Repeat the data verbatim.

··· Input rows ···

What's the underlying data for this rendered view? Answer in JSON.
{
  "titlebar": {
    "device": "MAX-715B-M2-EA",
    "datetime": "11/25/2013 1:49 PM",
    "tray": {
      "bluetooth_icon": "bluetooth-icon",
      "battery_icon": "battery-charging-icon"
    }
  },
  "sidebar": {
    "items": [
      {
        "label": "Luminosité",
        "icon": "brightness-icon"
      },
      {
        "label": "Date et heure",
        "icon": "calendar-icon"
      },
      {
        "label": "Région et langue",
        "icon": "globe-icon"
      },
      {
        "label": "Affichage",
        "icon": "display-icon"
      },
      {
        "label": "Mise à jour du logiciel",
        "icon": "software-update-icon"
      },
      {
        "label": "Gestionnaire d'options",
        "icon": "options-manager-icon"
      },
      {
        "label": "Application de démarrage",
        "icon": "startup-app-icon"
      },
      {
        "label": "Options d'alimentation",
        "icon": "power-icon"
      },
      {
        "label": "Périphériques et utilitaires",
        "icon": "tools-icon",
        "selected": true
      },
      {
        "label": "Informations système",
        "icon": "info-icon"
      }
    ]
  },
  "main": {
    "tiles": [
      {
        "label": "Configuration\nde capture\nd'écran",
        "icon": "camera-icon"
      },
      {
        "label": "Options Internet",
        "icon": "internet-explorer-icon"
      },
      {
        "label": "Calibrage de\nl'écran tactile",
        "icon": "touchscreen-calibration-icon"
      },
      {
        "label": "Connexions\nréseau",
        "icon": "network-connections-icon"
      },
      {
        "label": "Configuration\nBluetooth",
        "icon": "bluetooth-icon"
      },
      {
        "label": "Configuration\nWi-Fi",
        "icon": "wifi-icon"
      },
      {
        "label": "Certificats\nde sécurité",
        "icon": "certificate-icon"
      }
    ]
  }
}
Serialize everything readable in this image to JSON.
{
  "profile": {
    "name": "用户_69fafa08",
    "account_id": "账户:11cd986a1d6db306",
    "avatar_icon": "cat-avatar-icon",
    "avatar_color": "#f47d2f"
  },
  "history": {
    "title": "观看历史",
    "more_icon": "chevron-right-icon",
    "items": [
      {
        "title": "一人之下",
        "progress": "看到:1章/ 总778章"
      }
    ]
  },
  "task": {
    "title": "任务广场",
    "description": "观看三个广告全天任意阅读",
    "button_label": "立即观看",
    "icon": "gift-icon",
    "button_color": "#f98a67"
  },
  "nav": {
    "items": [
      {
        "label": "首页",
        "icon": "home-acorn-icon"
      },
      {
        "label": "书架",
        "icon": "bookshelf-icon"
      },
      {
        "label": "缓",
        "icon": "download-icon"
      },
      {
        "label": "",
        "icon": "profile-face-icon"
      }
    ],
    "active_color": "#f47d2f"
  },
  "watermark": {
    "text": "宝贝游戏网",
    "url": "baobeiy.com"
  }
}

···

## Written solution:
What's the underlying data for this rendered view? Answer in JSON.
{
  "titlebar": {
    "device": "MAX-715B-M2-EA",
    "datetime": "11/25/2013 1:49 PM",
    "tray": {
      "bluetooth_icon": "bluetooth-icon",
      "battery_icon": "battery-charging-icon"
    }
  },
  "sidebar": {
    "items": [
      {
        "label": "Luminosité",
        "icon": "brightness-icon"
      },
      {
        "label": "Date et heure",
        "icon": "calendar-icon"
      },
      {
        "label": "Région et langue",
        "icon": "globe-icon"
      },
      {
        "label": "Affichage",
        "icon": "display-icon"
      },
      {
        "label": "Mise à jour du logiciel",
        "icon": "software-update-icon"
      },
      {
        "label": "Gestionnaire d'options",
        "icon": "options-manager-icon"
      },
      {
        "label": "Application de démarrage",
        "icon": "startup-app-icon"
      },
      {
        "label": "Options d'alimentation",
        "icon": "power-icon"
      },
      {
        "label": "Périphériques et utilitaires",
        "icon": "tools-icon",
        "selected": true
      },
      {
        "label": "Informations système",
        "icon": "info-icon"
      }
    ]
  },
  "main": {
    "tiles": [
      {
        "label": "Configuration\nde capture\nd'écran",
        "icon": "camera-icon"
      },
      {
        "label": "Options Internet",
        "icon": "internet-explorer-icon"
      },
      {
        "label": "Calibrage de\nl'écran tactile",
        "icon": "touchscreen-calibration-icon"
      },
      {
        "label": "Connexions\nréseau",
        "icon": "network-connections-icon"
      },
      {
        "label": "Configuration\nBluetooth",
        "icon": "bluetooth-icon"
      },
      {
        "label": "Configuration\nWi-Fi",
        "icon": "wifi-icon"
      },
      {
        "label": "Certificats\nde sécurité",
        "icon": "certificate-icon"
      }
    ]
  }
}
Serialize everything readable in this image to JSON.
{
  "profile": {
    "name": "用户_69fafa08",
    "account_id": "账户:11cd986a1d6db306",
    "avatar_icon": "cat-avatar-icon",
    "avatar_color": "#f47d2f"
  },
  "history": {
    "title": "观看历史",
    "more_icon": "chevron-right-icon",
    "items": [
      {
        "title": "一人之下",
        "progress": "看到:1章/ 总778章"
      }
    ]
  },
  "task": {
    "title": "任务广场",
    "description": "观看三个广告全天任意阅读",
    "button_label": "立即观看",
    "icon": "gift-icon",
    "button_color": "#f98a67"
  },
  "nav": {
    "items": [
      {
        "label": "首页",
        "icon": "home-acorn-icon"
      },
      {
        "label": "书架",
        "icon": "bookshelf-icon"
      },
      {
        "label": "缓",
        "icon": "download-icon"
      },
      {
        "label": "",
        "icon": "profile-face-icon"
      }
    ],
    "active_color": "#f47d2f"
  },
  "watermark": {
    "text": "宝贝游戏网",
    "url": "baobeiy.com"
  }
}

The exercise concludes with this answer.